AIM:
Update the material by replacing every instance of "price-label" with "price-axis-label", and leave everything else unchanged.

### ENTRIES SUPPLIED ###

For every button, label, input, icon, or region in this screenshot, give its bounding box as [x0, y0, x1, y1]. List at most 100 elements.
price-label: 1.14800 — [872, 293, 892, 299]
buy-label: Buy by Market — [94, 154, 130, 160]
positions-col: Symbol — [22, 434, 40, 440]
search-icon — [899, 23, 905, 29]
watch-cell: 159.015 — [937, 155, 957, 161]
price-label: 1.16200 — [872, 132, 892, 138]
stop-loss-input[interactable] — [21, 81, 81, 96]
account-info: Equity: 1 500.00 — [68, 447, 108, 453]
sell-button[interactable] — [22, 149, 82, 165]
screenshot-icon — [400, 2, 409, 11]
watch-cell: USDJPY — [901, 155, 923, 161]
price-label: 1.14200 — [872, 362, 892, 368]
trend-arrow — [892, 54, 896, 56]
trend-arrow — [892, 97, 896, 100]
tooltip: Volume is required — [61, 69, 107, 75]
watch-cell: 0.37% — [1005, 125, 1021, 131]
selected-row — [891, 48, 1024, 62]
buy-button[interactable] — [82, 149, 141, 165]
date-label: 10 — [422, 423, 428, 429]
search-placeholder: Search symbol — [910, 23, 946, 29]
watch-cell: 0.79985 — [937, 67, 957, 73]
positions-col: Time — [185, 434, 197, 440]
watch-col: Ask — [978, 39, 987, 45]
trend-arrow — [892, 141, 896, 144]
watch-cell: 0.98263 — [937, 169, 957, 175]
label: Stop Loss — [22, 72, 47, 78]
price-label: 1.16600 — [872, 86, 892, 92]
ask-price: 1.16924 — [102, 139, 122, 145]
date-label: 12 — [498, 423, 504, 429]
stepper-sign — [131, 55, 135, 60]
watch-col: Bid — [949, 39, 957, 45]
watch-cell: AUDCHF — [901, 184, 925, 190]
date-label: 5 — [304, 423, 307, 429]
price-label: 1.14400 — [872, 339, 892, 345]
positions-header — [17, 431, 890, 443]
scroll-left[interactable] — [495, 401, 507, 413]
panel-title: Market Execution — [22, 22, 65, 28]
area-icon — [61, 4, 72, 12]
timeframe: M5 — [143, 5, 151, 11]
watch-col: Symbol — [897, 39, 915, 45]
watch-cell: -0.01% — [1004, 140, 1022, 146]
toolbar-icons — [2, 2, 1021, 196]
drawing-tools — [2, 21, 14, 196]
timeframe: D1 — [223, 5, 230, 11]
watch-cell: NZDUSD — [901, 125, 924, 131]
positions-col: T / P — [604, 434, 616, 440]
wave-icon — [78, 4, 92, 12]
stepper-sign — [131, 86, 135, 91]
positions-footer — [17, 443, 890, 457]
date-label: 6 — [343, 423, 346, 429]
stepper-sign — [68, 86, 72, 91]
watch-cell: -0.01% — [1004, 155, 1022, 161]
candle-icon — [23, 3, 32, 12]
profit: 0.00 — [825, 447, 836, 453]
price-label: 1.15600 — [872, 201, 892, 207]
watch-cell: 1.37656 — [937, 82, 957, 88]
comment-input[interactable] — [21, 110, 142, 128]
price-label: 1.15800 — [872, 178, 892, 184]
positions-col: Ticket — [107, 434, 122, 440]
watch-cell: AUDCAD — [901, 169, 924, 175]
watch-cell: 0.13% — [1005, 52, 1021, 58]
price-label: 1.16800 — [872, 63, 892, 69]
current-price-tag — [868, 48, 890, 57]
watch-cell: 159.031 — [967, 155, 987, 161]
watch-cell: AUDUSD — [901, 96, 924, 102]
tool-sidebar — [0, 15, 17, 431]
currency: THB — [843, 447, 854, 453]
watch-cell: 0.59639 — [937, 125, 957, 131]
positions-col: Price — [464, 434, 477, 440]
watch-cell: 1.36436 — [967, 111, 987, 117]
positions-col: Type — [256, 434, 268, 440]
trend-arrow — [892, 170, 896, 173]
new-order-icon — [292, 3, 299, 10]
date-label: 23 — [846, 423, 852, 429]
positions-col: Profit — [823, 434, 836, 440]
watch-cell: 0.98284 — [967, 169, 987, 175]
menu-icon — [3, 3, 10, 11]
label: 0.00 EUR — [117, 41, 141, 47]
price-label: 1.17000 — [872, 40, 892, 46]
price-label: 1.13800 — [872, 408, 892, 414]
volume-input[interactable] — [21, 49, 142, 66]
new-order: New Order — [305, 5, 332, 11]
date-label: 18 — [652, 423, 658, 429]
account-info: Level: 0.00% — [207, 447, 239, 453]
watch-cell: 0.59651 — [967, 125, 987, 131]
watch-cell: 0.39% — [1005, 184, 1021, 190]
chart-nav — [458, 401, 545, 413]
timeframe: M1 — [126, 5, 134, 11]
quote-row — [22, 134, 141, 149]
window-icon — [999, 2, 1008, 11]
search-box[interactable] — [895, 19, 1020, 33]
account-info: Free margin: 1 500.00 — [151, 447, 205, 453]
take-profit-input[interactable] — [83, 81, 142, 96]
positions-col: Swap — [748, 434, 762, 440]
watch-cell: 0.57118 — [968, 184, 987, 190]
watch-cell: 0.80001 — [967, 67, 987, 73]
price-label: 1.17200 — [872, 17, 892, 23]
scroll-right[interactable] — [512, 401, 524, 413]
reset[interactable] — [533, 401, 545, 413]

###

EXERCISE OUTPUT:
For every button, label, input, icon, or region in this screenshot, give its bounding box as [x0, y0, x1, y1]. List at most 100 elements.
price-axis-label: 1.14800 — [872, 293, 892, 299]
buy-label: Buy by Market — [94, 154, 130, 160]
positions-col: Symbol — [22, 434, 40, 440]
search-icon — [899, 23, 905, 29]
watch-cell: 159.015 — [937, 155, 957, 161]
price-axis-label: 1.16200 — [872, 132, 892, 138]
stop-loss-input[interactable] — [21, 81, 81, 96]
account-info: Equity: 1 500.00 — [68, 447, 108, 453]
sell-button[interactable] — [22, 149, 82, 165]
screenshot-icon — [400, 2, 409, 11]
watch-cell: USDJPY — [901, 155, 923, 161]
price-axis-label: 1.14200 — [872, 362, 892, 368]
trend-arrow — [892, 54, 896, 56]
trend-arrow — [892, 97, 896, 100]
tooltip: Volume is required — [61, 69, 107, 75]
watch-cell: 0.37% — [1005, 125, 1021, 131]
selected-row — [891, 48, 1024, 62]
buy-button[interactable] — [82, 149, 141, 165]
date-label: 10 — [422, 423, 428, 429]
search-placeholder: Search symbol — [910, 23, 946, 29]
watch-cell: 0.79985 — [937, 67, 957, 73]
positions-col: Time — [185, 434, 197, 440]
watch-col: Ask — [978, 39, 987, 45]
trend-arrow — [892, 141, 896, 144]
watch-cell: 0.98263 — [937, 169, 957, 175]
label: Stop Loss — [22, 72, 47, 78]
price-axis-label: 1.16600 — [872, 86, 892, 92]
ask-price: 1.16924 — [102, 139, 122, 145]
date-label: 12 — [498, 423, 504, 429]
stepper-sign — [131, 55, 135, 60]
watch-col: Bid — [949, 39, 957, 45]
watch-cell: AUDCHF — [901, 184, 925, 190]
date-label: 5 — [304, 423, 307, 429]
price-axis-label: 1.14400 — [872, 339, 892, 345]
positions-header — [17, 431, 890, 443]
scroll-left[interactable] — [495, 401, 507, 413]
panel-title: Market Execution — [22, 22, 65, 28]
area-icon — [61, 4, 72, 12]
timeframe: M5 — [143, 5, 151, 11]
watch-col: Symbol — [897, 39, 915, 45]
watch-cell: -0.01% — [1004, 140, 1022, 146]
toolbar-icons — [2, 2, 1021, 196]
drawing-tools — [2, 21, 14, 196]
timeframe: D1 — [223, 5, 230, 11]
watch-cell: NZDUSD — [901, 125, 924, 131]
positions-col: T / P — [604, 434, 616, 440]
wave-icon — [78, 4, 92, 12]
stepper-sign — [131, 86, 135, 91]
positions-footer — [17, 443, 890, 457]
date-label: 6 — [343, 423, 346, 429]
stepper-sign — [68, 86, 72, 91]
watch-cell: -0.01% — [1004, 155, 1022, 161]
candle-icon — [23, 3, 32, 12]
profit: 0.00 — [825, 447, 836, 453]
price-axis-label: 1.15600 — [872, 201, 892, 207]
watch-cell: 1.37656 — [937, 82, 957, 88]
comment-input[interactable] — [21, 110, 142, 128]
price-axis-label: 1.15800 — [872, 178, 892, 184]
positions-col: Ticket — [107, 434, 122, 440]
watch-cell: AUDCAD — [901, 169, 924, 175]
watch-cell: 0.13% — [1005, 52, 1021, 58]
price-axis-label: 1.16800 — [872, 63, 892, 69]
current-price-tag — [868, 48, 890, 57]
watch-cell: 159.031 — [967, 155, 987, 161]
watch-cell: AUDUSD — [901, 96, 924, 102]
tool-sidebar — [0, 15, 17, 431]
currency: THB — [843, 447, 854, 453]
watch-cell: 0.59639 — [937, 125, 957, 131]
positions-col: Price — [464, 434, 477, 440]
watch-cell: 1.36436 — [967, 111, 987, 117]
positions-col: Type — [256, 434, 268, 440]
trend-arrow — [892, 170, 896, 173]
new-order-icon — [292, 3, 299, 10]
date-label: 23 — [846, 423, 852, 429]
positions-col: Profit — [823, 434, 836, 440]
watch-cell: 0.98284 — [967, 169, 987, 175]
menu-icon — [3, 3, 10, 11]
label: 0.00 EUR — [117, 41, 141, 47]
price-axis-label: 1.17000 — [872, 40, 892, 46]
price-axis-label: 1.13800 — [872, 408, 892, 414]
volume-input[interactable] — [21, 49, 142, 66]
new-order: New Order — [305, 5, 332, 11]
date-label: 18 — [652, 423, 658, 429]
account-info: Level: 0.00% — [207, 447, 239, 453]
watch-cell: 0.59651 — [967, 125, 987, 131]
watch-cell: 0.39% — [1005, 184, 1021, 190]
chart-nav — [458, 401, 545, 413]
timeframe: M1 — [126, 5, 134, 11]
quote-row — [22, 134, 141, 149]
window-icon — [999, 2, 1008, 11]
search-box[interactable] — [895, 19, 1020, 33]
account-info: Free margin: 1 500.00 — [151, 447, 205, 453]
take-profit-input[interactable] — [83, 81, 142, 96]
positions-col: Swap — [748, 434, 762, 440]
watch-cell: 0.57118 — [968, 184, 987, 190]
watch-cell: 0.80001 — [967, 67, 987, 73]
price-axis-label: 1.17200 — [872, 17, 892, 23]
scroll-right[interactable] — [512, 401, 524, 413]
reset[interactable] — [533, 401, 545, 413]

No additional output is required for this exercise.